[BEGIN EXCERPTED DATA]
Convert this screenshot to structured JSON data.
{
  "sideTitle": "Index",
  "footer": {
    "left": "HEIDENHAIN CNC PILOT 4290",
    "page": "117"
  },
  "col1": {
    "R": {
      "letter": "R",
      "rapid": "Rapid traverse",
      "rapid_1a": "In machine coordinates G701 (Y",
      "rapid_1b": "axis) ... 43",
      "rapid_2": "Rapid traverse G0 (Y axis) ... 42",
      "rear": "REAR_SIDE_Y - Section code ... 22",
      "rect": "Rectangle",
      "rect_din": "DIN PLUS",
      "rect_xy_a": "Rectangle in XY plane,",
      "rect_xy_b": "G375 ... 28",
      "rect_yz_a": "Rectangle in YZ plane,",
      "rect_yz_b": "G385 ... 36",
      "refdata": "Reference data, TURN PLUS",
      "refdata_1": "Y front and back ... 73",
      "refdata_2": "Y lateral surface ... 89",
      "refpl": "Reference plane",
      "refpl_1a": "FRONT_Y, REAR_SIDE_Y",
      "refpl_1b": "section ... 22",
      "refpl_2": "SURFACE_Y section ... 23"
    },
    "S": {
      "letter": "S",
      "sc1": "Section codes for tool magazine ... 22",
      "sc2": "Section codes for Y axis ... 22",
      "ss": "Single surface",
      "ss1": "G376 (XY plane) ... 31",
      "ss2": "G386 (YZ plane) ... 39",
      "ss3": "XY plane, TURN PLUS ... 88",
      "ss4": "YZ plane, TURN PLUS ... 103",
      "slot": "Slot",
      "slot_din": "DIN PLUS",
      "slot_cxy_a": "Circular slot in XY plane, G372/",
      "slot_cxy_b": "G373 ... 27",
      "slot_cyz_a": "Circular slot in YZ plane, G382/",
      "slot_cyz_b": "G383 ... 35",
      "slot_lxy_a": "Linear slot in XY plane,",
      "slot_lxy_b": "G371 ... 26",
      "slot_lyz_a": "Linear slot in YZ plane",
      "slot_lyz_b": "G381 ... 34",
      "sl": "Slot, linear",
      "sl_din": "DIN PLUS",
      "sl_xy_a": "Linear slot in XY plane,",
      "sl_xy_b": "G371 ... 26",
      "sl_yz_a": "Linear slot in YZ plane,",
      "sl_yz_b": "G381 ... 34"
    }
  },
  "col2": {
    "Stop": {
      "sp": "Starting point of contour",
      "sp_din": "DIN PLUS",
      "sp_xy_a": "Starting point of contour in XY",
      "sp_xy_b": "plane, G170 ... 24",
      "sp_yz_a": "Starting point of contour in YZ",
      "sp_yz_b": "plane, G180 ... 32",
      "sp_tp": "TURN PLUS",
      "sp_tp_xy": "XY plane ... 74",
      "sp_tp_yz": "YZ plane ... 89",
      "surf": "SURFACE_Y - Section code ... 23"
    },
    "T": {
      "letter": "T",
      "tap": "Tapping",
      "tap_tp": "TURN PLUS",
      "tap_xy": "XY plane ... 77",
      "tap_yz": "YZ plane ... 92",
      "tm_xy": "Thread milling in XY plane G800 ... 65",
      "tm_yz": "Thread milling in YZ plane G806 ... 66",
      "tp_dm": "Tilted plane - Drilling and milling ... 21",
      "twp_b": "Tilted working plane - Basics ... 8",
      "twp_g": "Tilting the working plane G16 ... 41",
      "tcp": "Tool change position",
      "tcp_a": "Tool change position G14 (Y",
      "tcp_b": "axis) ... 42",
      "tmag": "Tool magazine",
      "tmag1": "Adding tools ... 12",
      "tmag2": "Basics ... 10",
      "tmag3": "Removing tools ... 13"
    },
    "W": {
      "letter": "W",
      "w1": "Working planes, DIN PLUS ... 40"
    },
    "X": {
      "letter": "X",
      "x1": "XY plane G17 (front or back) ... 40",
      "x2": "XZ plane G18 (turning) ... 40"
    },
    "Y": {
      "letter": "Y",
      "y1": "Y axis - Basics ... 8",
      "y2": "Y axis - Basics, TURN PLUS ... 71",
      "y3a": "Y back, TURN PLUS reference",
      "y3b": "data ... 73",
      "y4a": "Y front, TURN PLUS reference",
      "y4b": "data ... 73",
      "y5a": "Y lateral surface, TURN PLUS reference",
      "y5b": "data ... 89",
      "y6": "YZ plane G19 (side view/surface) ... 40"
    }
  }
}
[END EXCERPTED DATA]
### TASK OBJECTIVE
Repeat all the entries word for word.

### FULL OUTPUT
Convert this screenshot to structured JSON data.
{
  "sideTitle": "Index",
  "footer": {
    "left": "HEIDENHAIN CNC PILOT 4290",
    "page": "117"
  },
  "col1": {
    "R": {
      "letter": "R",
      "rapid": "Rapid traverse",
      "rapid_1a": "In machine coordinates G701 (Y",
      "rapid_1b": "axis) ... 43",
      "rapid_2": "Rapid traverse G0 (Y axis) ... 42",
      "rear": "REAR_SIDE_Y - Section code ... 22",
      "rect": "Rectangle",
      "rect_din": "DIN PLUS",
      "rect_xy_a": "Rectangle in XY plane,",
      "rect_xy_b": "G375 ... 28",
      "rect_yz_a": "Rectangle in YZ plane,",
      "rect_yz_b": "G385 ... 36",
      "refdata": "Reference data, TURN PLUS",
      "refdata_1": "Y front and back ... 73",
      "refdata_2": "Y lateral surface ... 89",
      "refpl": "Reference plane",
      "refpl_1a": "FRONT_Y, REAR_SIDE_Y",
      "refpl_1b": "section ... 22",
      "refpl_2": "SURFACE_Y section ... 23"
    },
    "S": {
      "letter": "S",
      "sc1": "Section codes for tool magazine ... 22",
      "sc2": "Section codes for Y axis ... 22",
      "ss": "Single surface",
      "ss1": "G376 (XY plane) ... 31",
      "ss2": "G386 (YZ plane) ... 39",
      "ss3": "XY plane, TURN PLUS ... 88",
      "ss4": "YZ plane, TURN PLUS ... 103",
      "slot": "Slot",
      "slot_din": "DIN PLUS",
      "slot_cxy_a": "Circular slot in XY plane, G372/",
      "slot_cxy_b": "G373 ... 27",
      "slot_cyz_a": "Circular slot in YZ plane, G382/",
      "slot_cyz_b": "G383 ... 35",
      "slot_lxy_a": "Linear slot in XY plane,",
      "slot_lxy_b": "G371 ... 26",
      "slot_lyz_a": "Linear slot in YZ plane",
      "slot_lyz_b": "G381 ... 34",
      "sl": "Slot, linear",
      "sl_din": "DIN PLUS",
      "sl_xy_a": "Linear slot in XY plane,",
      "sl_xy_b": "G371 ... 26",
      "sl_yz_a": "Linear slot in YZ plane,",
      "sl_yz_b": "G381 ... 34"
    }
  },
  "col2": {
    "Stop": {
      "sp": "Starting point of contour",
      "sp_din": "DIN PLUS",
      "sp_xy_a": "Starting point of contour in XY",
      "sp_xy_b": "plane, G170 ... 24",
      "sp_yz_a": "Starting point of contour in YZ",
      "sp_yz_b": "plane, G180 ... 32",
      "sp_tp": "TURN PLUS",
      "sp_tp_xy": "XY plane ... 74",
      "sp_tp_yz": "YZ plane ... 89",
      "surf": "SURFACE_Y - Section code ... 23"
    },
    "T": {
      "letter": "T",
      "tap": "Tapping",
      "tap_tp": "TURN PLUS",
      "tap_xy": "XY plane ... 77",
      "tap_yz": "YZ plane ... 92",
      "tm_xy": "Thread milling in XY plane G800 ... 65",
      "tm_yz": "Thread milling in YZ plane G806 ... 66",
      "tp_dm": "Tilted plane - Drilling and milling ... 21",
      "twp_b": "Tilted working plane - Basics ... 8",
      "twp_g": "Tilting the working plane G16 ... 41",
      "tcp": "Tool change position",
      "tcp_a": "Tool change position G14 (Y",
      "tcp_b": "axis) ... 42",
      "tmag": "Tool magazine",
      "tmag1": "Adding tools ... 12",
      "tmag2": "Basics ... 10",
      "tmag3": "Removing tools ... 13"
    },
    "W": {
      "letter": "W",
      "w1": "Working planes, DIN PLUS ... 40"
    },
    "X": {
      "letter": "X",
      "x1": "XY plane G17 (front or back) ... 40",
      "x2": "XZ plane G18 (turning) ... 40"
    },
    "Y": {
      "letter": "Y",
      "y1": "Y axis - Basics ... 8",
      "y2": "Y axis - Basics, TURN PLUS ... 71",
      "y3a": "Y back, TURN PLUS reference",
      "y3b": "data ... 73",
      "y4a": "Y front, TURN PLUS reference",
      "y4b": "data ... 73",
      "y5a": "Y lateral surface, TURN PLUS reference",
      "y5b": "data ... 89",
      "y6": "YZ plane G19 (side view/surface) ... 40"
    }
  }
}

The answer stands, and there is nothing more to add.